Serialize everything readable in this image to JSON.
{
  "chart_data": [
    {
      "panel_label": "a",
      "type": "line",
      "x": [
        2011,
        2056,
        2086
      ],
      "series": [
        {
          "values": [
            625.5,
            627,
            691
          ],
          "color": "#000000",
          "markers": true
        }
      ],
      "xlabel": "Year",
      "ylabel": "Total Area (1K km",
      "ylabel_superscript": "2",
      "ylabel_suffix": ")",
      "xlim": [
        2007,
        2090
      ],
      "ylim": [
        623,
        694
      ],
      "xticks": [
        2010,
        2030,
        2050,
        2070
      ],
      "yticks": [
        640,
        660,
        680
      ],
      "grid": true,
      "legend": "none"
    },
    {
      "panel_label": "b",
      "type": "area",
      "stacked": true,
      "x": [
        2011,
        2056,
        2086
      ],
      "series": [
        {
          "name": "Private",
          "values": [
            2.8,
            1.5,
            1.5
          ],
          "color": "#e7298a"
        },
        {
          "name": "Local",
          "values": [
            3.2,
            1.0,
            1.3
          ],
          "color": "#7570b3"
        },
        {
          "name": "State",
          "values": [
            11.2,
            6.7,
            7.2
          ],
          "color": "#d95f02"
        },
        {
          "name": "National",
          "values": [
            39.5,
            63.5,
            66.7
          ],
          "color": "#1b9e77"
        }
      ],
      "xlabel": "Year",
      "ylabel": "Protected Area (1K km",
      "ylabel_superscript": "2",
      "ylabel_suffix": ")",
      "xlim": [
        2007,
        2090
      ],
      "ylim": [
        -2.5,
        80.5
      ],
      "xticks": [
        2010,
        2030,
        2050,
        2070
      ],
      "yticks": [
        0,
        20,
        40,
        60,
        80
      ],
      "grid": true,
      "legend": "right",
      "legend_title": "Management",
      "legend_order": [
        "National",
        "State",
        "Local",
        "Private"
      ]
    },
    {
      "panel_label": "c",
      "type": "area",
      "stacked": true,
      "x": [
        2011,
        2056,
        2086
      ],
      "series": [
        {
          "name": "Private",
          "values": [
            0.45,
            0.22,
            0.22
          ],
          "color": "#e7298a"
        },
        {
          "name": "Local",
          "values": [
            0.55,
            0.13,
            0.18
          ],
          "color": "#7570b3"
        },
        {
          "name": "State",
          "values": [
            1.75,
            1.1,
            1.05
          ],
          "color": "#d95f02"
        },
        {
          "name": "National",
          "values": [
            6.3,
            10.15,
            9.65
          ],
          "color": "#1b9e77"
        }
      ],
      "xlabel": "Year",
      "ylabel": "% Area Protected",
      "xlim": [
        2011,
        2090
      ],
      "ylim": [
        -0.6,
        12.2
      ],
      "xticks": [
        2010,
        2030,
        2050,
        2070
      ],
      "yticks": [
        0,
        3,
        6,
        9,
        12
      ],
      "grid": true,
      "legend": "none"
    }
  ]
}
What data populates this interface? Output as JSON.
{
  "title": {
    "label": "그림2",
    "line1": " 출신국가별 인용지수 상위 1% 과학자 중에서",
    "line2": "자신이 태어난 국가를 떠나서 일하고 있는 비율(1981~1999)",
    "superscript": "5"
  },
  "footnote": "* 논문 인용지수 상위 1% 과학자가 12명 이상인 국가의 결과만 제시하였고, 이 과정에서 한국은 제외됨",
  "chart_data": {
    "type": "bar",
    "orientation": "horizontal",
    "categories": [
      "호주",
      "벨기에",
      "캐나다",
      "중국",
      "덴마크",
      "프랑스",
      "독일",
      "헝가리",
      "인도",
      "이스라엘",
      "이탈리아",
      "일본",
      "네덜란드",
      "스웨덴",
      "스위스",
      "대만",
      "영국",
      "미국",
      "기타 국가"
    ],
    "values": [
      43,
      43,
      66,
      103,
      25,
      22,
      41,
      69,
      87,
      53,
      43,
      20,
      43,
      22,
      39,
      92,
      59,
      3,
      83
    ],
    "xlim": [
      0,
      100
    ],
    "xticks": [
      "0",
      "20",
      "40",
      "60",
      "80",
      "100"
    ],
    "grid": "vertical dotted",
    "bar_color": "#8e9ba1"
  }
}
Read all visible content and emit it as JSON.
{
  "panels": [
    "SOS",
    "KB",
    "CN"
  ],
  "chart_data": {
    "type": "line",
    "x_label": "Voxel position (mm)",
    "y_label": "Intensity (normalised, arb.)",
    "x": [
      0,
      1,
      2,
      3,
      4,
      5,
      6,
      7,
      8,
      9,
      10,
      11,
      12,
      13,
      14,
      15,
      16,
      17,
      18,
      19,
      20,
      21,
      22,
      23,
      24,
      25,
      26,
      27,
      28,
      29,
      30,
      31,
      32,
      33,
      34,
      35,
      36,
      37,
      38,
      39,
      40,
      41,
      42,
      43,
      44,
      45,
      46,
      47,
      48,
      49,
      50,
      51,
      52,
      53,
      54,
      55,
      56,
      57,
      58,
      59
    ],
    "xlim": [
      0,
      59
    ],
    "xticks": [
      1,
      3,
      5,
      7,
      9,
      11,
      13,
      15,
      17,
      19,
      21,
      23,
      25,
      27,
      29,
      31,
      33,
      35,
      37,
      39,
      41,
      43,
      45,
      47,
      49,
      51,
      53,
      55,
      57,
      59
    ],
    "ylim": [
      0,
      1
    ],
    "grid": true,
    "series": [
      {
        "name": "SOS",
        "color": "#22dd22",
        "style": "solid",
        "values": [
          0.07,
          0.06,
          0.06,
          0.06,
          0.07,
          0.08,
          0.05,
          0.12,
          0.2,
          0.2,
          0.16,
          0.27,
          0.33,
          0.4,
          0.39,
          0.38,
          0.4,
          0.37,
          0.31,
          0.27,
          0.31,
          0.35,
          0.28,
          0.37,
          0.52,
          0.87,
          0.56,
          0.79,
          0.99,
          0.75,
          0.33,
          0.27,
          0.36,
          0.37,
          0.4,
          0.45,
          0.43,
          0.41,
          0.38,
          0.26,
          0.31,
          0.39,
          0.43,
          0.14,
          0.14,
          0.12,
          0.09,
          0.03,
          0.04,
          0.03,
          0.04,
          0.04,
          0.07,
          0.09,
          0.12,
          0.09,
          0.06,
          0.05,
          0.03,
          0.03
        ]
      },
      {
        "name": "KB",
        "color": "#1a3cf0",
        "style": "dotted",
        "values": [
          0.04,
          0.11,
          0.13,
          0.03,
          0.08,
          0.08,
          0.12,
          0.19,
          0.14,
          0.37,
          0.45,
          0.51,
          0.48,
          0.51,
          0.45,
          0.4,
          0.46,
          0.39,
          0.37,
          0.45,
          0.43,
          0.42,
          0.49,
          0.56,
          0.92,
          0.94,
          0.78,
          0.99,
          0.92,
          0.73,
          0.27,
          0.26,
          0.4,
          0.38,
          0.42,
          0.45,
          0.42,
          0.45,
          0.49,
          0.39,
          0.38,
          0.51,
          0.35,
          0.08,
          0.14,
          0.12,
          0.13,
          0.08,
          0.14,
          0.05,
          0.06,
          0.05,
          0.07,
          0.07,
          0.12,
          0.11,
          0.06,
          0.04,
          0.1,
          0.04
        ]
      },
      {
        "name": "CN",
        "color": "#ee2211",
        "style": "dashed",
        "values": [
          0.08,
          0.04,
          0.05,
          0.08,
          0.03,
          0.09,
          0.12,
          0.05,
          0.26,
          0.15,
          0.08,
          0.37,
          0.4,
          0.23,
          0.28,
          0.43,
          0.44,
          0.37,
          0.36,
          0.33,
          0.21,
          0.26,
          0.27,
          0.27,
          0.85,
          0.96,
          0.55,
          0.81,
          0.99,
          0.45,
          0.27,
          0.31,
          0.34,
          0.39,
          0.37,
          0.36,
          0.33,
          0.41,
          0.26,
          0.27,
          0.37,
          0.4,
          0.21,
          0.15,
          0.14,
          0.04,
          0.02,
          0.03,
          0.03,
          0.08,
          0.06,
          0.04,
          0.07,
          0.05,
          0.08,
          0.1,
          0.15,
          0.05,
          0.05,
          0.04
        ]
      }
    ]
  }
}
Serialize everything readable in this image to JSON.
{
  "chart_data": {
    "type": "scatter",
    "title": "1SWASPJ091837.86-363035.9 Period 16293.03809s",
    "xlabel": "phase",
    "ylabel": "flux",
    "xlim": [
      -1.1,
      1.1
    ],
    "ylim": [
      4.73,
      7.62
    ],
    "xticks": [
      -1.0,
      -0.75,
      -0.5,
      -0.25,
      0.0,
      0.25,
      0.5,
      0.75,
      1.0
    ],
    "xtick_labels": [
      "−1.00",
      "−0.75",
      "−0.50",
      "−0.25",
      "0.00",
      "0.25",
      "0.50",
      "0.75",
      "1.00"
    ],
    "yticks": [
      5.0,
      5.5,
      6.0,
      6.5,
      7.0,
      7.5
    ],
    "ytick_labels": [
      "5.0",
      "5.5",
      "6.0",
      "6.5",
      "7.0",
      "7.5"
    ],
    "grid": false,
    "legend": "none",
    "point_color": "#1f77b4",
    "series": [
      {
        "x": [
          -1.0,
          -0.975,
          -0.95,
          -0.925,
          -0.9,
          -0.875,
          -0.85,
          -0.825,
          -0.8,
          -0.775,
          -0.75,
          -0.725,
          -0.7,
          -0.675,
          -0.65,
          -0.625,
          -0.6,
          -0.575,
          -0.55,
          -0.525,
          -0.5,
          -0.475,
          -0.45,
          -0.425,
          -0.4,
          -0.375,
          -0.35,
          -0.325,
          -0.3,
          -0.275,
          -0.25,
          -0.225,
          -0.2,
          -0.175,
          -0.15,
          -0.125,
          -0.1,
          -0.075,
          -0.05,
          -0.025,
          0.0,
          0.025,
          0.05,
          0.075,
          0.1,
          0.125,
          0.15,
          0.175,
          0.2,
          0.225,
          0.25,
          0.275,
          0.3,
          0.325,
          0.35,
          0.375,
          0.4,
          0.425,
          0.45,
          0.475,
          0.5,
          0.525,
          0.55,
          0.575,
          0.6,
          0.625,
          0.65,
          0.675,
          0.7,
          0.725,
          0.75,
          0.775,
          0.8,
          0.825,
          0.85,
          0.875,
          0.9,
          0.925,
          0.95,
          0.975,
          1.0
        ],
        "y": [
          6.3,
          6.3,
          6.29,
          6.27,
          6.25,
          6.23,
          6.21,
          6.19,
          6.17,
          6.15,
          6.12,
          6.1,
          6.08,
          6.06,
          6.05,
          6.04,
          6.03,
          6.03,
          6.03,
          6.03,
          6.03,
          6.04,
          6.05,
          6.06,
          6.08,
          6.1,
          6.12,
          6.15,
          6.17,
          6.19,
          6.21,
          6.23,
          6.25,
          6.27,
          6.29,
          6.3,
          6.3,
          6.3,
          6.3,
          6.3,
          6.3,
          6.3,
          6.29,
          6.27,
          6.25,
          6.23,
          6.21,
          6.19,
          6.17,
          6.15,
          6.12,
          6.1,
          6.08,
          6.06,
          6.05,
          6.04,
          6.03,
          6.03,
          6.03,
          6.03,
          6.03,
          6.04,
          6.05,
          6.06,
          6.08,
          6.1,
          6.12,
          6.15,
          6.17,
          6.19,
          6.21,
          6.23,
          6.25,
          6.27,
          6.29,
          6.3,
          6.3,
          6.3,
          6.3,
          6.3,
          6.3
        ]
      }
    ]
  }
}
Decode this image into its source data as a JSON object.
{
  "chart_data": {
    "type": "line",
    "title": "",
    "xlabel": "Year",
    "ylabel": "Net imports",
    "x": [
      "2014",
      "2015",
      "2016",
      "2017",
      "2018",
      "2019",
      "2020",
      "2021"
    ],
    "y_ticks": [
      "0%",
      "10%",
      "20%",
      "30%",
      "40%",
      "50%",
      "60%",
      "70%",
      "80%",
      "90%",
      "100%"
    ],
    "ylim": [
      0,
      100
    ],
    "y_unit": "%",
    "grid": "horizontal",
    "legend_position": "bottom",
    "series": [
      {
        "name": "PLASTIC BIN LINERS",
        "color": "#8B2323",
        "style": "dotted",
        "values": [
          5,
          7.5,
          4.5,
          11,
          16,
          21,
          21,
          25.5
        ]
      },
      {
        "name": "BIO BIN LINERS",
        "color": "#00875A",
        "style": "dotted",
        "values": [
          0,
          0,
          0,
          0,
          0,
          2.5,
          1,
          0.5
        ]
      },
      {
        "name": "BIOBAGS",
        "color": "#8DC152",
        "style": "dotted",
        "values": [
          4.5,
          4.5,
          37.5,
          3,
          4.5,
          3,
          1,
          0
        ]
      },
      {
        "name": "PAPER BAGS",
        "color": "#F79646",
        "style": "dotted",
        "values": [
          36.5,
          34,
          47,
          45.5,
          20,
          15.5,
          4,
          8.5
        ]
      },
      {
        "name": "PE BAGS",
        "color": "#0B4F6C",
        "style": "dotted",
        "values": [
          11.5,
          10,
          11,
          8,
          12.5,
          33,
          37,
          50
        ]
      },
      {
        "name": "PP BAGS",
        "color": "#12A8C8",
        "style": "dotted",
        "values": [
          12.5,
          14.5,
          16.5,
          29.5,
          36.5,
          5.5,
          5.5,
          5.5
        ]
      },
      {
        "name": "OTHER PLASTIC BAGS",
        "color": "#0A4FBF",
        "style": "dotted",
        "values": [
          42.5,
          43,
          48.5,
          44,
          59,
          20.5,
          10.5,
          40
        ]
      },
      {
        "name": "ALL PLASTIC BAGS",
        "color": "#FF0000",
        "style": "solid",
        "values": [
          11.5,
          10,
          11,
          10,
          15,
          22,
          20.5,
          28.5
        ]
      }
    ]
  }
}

_Your objective_.
Each line in the data that holds the string "this" should be found and copied.

_Problem solution_.
Serialize everything readable in this image to JSON.
What data populates this interface? Output as JSON.
Serialize everything readable in this image to JSON.
Decode this image into its source data as a JSON object.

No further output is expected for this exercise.